Items listed in a dataset:
------------------------------------------------
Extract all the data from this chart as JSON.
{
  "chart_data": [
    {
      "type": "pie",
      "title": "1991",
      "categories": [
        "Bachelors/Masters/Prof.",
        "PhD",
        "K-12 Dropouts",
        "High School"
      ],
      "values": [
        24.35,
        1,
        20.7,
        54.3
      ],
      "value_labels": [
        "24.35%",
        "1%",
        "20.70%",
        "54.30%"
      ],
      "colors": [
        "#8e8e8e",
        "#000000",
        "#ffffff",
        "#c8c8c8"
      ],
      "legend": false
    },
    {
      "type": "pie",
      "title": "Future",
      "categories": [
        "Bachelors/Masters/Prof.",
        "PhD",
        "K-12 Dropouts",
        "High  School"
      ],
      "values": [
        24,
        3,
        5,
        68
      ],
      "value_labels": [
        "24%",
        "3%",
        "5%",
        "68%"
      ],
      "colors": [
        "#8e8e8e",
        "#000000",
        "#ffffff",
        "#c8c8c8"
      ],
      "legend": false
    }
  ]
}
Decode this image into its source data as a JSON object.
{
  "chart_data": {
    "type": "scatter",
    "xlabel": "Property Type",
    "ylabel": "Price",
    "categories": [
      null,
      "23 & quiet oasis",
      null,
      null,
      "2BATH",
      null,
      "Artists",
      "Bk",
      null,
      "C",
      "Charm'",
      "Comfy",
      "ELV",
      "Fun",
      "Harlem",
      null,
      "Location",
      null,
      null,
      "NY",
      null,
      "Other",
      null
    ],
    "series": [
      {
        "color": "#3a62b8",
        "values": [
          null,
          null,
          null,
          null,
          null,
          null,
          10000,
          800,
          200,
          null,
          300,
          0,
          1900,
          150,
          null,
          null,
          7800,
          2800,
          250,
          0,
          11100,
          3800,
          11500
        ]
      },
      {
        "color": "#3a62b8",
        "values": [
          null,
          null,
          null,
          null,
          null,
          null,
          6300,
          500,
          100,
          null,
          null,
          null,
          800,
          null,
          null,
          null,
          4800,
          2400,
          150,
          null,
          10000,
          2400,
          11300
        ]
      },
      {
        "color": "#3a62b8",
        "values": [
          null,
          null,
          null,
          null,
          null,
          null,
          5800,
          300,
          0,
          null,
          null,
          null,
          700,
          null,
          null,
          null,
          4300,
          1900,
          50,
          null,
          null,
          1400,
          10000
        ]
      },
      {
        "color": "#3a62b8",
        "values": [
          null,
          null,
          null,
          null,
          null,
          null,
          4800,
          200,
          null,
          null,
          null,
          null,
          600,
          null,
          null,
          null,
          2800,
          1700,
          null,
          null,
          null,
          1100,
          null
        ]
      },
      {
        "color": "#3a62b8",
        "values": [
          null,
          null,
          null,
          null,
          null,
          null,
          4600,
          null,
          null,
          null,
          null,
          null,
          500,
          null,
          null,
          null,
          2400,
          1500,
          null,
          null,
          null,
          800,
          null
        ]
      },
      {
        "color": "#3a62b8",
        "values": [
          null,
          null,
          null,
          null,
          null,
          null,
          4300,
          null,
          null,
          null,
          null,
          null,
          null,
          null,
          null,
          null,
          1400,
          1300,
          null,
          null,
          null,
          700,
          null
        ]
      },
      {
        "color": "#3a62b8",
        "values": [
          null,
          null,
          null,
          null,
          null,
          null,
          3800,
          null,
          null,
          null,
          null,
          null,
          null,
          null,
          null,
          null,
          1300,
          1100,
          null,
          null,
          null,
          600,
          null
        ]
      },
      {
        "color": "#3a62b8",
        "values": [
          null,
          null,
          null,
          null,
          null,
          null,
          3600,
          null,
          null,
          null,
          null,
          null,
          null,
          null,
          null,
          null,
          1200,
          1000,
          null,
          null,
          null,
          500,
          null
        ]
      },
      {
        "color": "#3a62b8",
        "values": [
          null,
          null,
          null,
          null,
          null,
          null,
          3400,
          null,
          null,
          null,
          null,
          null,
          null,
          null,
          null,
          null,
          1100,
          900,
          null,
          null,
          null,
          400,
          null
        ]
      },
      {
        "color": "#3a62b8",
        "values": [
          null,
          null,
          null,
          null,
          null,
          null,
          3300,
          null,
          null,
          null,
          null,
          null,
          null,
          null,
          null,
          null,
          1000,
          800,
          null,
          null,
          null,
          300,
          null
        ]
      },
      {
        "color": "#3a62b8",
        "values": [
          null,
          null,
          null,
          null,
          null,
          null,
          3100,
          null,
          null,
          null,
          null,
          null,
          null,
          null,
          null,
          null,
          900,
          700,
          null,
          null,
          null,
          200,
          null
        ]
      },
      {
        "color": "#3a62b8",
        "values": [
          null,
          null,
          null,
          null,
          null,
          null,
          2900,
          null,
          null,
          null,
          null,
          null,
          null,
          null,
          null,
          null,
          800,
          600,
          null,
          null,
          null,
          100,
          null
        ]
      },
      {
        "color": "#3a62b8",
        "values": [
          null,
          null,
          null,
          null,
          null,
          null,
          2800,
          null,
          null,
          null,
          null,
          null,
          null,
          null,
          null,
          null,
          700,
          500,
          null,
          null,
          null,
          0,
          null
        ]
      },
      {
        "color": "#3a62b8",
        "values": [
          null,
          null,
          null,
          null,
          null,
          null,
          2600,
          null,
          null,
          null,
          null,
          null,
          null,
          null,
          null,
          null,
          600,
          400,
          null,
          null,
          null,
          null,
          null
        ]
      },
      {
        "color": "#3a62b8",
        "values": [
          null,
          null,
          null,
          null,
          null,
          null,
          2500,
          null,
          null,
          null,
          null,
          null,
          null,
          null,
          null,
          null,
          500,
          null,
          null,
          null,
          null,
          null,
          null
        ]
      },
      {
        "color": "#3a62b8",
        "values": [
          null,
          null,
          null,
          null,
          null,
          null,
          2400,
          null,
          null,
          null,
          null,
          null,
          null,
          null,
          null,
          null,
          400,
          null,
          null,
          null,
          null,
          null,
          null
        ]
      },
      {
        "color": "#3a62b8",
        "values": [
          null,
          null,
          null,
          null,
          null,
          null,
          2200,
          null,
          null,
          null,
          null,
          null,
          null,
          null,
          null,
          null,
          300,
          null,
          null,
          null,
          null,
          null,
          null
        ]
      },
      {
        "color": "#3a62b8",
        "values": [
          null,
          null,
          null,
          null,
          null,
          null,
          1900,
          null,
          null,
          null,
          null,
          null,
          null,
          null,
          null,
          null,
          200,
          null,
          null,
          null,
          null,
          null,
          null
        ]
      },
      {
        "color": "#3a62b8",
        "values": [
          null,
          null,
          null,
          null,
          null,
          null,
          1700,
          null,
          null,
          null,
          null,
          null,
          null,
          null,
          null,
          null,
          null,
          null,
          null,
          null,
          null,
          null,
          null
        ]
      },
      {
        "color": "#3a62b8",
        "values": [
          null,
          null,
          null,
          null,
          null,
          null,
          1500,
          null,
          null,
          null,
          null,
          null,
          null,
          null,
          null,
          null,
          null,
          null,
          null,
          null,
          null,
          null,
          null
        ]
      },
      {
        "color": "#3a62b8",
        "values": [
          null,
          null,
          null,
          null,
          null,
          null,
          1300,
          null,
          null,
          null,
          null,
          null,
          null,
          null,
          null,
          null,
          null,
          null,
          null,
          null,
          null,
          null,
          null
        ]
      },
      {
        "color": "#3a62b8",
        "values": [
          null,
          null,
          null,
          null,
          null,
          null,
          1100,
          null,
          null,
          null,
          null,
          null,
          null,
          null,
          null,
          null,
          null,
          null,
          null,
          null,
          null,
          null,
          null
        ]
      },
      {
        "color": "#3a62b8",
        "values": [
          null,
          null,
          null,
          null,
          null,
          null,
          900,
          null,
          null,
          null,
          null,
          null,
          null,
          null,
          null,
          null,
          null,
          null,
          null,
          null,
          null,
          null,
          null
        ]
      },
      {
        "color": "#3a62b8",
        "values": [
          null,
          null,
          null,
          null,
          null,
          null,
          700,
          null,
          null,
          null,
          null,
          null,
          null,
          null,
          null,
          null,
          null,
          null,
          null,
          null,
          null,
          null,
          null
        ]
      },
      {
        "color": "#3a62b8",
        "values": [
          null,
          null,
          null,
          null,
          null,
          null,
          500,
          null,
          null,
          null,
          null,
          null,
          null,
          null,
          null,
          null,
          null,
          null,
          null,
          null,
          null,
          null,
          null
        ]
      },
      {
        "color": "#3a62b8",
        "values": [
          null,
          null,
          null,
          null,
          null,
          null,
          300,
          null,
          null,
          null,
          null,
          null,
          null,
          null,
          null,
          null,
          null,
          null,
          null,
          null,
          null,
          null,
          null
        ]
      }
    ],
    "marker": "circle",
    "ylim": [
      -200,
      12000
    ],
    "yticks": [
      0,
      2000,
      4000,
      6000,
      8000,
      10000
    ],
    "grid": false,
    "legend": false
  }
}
------------------------------------------------
*STATED PROBLEM*. Which lines in the records above contain the string "this"? Copy each one.

*FULL ANSWER*.
Extract all the data from this chart as JSON.
Decode this image into its source data as a JSON object.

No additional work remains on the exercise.